Prompt:
Can you write out the whole listing exactly?

[BEGIN]

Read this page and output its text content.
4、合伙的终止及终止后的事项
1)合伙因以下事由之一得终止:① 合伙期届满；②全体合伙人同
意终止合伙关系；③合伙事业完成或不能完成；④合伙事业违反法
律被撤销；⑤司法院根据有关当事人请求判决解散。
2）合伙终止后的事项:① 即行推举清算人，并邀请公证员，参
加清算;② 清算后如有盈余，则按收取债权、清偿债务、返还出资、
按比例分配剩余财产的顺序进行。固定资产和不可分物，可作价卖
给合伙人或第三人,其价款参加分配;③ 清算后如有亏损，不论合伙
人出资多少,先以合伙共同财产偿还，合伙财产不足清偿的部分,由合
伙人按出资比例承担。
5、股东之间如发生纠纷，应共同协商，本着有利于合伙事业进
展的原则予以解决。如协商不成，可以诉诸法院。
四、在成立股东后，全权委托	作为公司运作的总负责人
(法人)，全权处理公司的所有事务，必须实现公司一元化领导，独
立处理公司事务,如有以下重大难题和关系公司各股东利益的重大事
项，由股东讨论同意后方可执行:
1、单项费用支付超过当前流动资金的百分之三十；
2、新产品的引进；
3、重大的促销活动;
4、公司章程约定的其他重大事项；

[END]

Expected answer:
Read this page and output its text content.
4、合伙的终止及终止后的事项
1)合伙因以下事由之一得终止:① 合伙期届满；②全体合伙人同
意终止合伙关系；③合伙事业完成或不能完成；④合伙事业违反法
律被撤销；⑤司法院根据有关当事人请求判决解散。
2）合伙终止后的事项:① 即行推举清算人，并邀请公证员，参
加清算;② 清算后如有盈余，则按收取债权、清偿债务、返还出资、
按比例分配剩余财产的顺序进行。固定资产和不可分物，可作价卖
给合伙人或第三人,其价款参加分配;③ 清算后如有亏损，不论合伙
人出资多少,先以合伙共同财产偿还，合伙财产不足清偿的部分,由合
伙人按出资比例承担。
5、股东之间如发生纠纷，应共同协商，本着有利于合伙事业进
展的原则予以解决。如协商不成，可以诉诸法院。
四、在成立股东后，全权委托	作为公司运作的总负责人
(法人)，全权处理公司的所有事务，必须实现公司一元化领导，独
立处理公司事务,如有以下重大难题和关系公司各股东利益的重大事
项，由股东讨论同意后方可执行:
1、单项费用支付超过当前流动资金的百分之三十；
2、新产品的引进；
3、重大的促销活动;
4、公司章程约定的其他重大事项；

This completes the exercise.